● WHAT THE EXERCISE ASKS: Transcribe the records below exactly as they appear, omitting any pictures.

Dataset items

↓↓↓

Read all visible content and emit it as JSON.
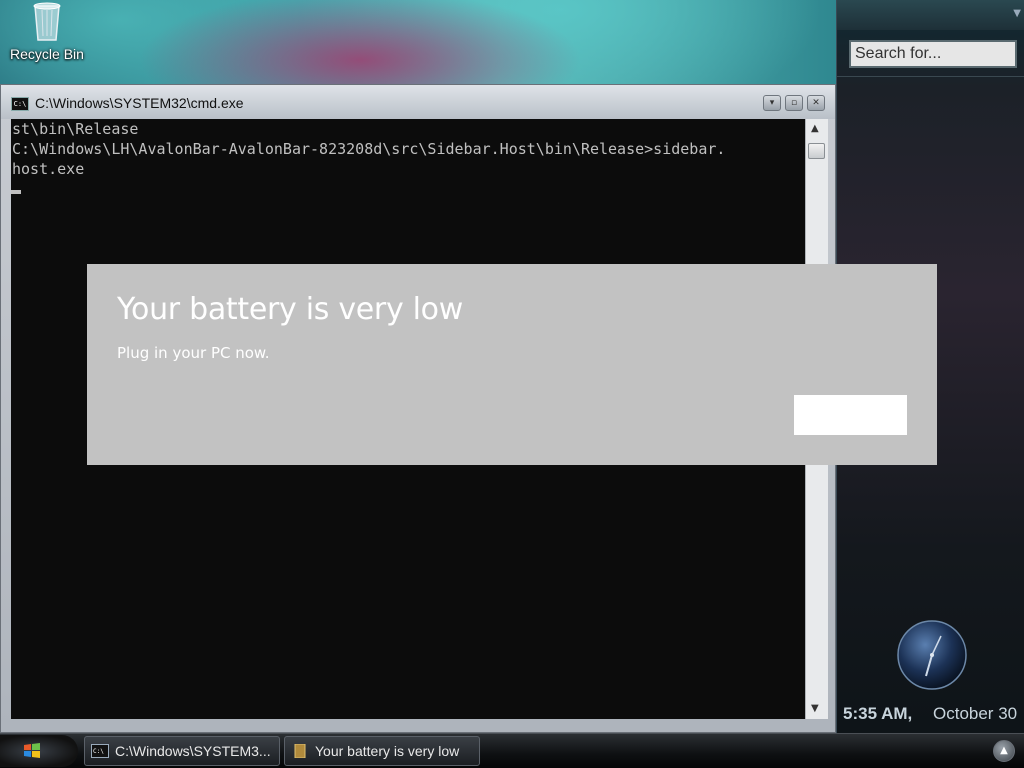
{
  "desktop": {
    "recycle_bin_label": "Recycle Bin"
  },
  "sidebar": {
    "search_placeholder": "Search for...",
    "time": "5:35 AM,",
    "date": "October 30"
  },
  "cmd_window": {
    "title": "C:\\Windows\\SYSTEM32\\cmd.exe",
    "console_lines": [
      "st\\bin\\Release",
      "",
      "C:\\Windows\\LH\\AvalonBar-AvalonBar-823208d\\src\\Sidebar.Host\\bin\\Release>sidebar.",
      "host.exe"
    ]
  },
  "toast": {
    "title": "Your battery is very low",
    "message": "Plug in your PC now.",
    "button_label": ""
  },
  "taskbar": {
    "items": [
      {
        "label": "C:\\Windows\\SYSTEM3..."
      },
      {
        "label": "Your battery is very low"
      }
    ]
  },
  "colors": {
    "toast_bg": "#c2c2c2",
    "console_bg": "#0c0c0c",
    "console_fg": "#c0c0c0"
  }
}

↑↑↑

● SOLUTION FOR THIS EXERCISE:
Read all visible content and emit it as JSON.
{
  "desktop": {
    "recycle_bin_label": "Recycle Bin"
  },
  "sidebar": {
    "search_placeholder": "Search for...",
    "time": "5:35 AM,",
    "date": "October 30"
  },
  "cmd_window": {
    "title": "C:\\Windows\\SYSTEM32\\cmd.exe",
    "console_lines": [
      "st\\bin\\Release",
      "",
      "C:\\Windows\\LH\\AvalonBar-AvalonBar-823208d\\src\\Sidebar.Host\\bin\\Release>sidebar.",
      "host.exe"
    ]
  },
  "toast": {
    "title": "Your battery is very low",
    "message": "Plug in your PC now.",
    "button_label": ""
  },
  "taskbar": {
    "items": [
      {
        "label": "C:\\Windows\\SYSTEM3..."
      },
      {
        "label": "Your battery is very low"
      }
    ]
  },
  "colors": {
    "toast_bg": "#c2c2c2",
    "console_bg": "#0c0c0c",
    "console_fg": "#c0c0c0"
  }
}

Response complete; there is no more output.